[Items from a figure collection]
--- Begin ---

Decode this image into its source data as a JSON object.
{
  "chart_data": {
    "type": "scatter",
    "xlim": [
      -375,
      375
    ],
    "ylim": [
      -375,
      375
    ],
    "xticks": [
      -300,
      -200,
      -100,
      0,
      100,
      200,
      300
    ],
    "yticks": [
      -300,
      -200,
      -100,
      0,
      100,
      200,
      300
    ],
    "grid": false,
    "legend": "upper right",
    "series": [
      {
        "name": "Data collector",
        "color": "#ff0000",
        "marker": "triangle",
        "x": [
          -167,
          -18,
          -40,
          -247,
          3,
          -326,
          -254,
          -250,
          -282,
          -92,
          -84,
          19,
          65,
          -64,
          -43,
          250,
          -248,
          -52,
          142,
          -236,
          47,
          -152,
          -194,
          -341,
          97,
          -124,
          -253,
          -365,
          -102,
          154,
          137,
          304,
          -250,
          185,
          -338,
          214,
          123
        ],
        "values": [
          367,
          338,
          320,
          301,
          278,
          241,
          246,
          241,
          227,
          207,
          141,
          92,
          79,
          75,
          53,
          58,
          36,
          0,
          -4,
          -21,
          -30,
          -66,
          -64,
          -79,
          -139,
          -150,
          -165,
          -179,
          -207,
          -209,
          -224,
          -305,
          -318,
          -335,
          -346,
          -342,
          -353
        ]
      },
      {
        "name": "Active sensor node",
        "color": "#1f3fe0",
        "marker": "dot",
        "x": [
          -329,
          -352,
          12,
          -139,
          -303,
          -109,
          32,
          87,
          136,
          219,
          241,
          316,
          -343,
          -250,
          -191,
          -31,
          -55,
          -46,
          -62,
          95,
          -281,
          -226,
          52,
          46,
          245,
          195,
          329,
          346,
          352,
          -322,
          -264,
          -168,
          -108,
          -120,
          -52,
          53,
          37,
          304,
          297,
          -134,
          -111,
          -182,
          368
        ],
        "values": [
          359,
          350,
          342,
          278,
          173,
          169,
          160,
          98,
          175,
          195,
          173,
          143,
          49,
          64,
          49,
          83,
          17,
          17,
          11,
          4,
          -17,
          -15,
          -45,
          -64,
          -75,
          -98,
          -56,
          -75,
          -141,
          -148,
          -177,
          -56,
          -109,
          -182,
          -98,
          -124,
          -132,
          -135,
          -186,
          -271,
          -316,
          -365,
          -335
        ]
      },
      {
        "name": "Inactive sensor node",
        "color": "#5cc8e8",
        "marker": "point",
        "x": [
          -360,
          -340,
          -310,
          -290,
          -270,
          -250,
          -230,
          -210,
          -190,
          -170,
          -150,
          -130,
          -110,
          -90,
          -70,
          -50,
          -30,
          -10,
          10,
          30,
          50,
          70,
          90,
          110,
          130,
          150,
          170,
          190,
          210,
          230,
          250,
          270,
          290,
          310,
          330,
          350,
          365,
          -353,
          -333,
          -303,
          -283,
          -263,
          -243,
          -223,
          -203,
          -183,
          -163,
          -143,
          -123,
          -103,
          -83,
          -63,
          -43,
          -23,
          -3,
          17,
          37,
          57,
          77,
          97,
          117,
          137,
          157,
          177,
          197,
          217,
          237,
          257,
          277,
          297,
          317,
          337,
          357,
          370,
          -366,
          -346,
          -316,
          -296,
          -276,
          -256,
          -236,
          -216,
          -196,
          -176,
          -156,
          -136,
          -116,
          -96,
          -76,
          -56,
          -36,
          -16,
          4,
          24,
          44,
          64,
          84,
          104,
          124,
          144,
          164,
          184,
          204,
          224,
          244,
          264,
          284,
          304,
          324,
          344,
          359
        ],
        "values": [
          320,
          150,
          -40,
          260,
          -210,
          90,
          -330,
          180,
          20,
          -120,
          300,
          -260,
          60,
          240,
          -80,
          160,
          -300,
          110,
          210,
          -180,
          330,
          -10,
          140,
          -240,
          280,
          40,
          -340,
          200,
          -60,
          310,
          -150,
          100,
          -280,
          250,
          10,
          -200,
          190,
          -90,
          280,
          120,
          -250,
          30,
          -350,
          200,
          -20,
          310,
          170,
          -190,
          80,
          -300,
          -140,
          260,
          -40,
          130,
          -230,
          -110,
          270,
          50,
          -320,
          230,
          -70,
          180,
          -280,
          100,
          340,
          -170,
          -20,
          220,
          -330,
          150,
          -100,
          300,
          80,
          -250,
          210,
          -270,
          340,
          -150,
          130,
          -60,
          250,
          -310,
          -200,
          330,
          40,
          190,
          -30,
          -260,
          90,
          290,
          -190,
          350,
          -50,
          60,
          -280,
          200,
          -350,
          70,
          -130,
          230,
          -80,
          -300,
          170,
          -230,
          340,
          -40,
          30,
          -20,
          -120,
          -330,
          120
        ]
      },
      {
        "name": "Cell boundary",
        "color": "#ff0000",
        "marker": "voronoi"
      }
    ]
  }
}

--- End ---

Exercise details>
Check all the records above and select each line where the string "node" is found.

Response to the task>
        "name": "Active sensor node",
        "name": "Inactive sensor node",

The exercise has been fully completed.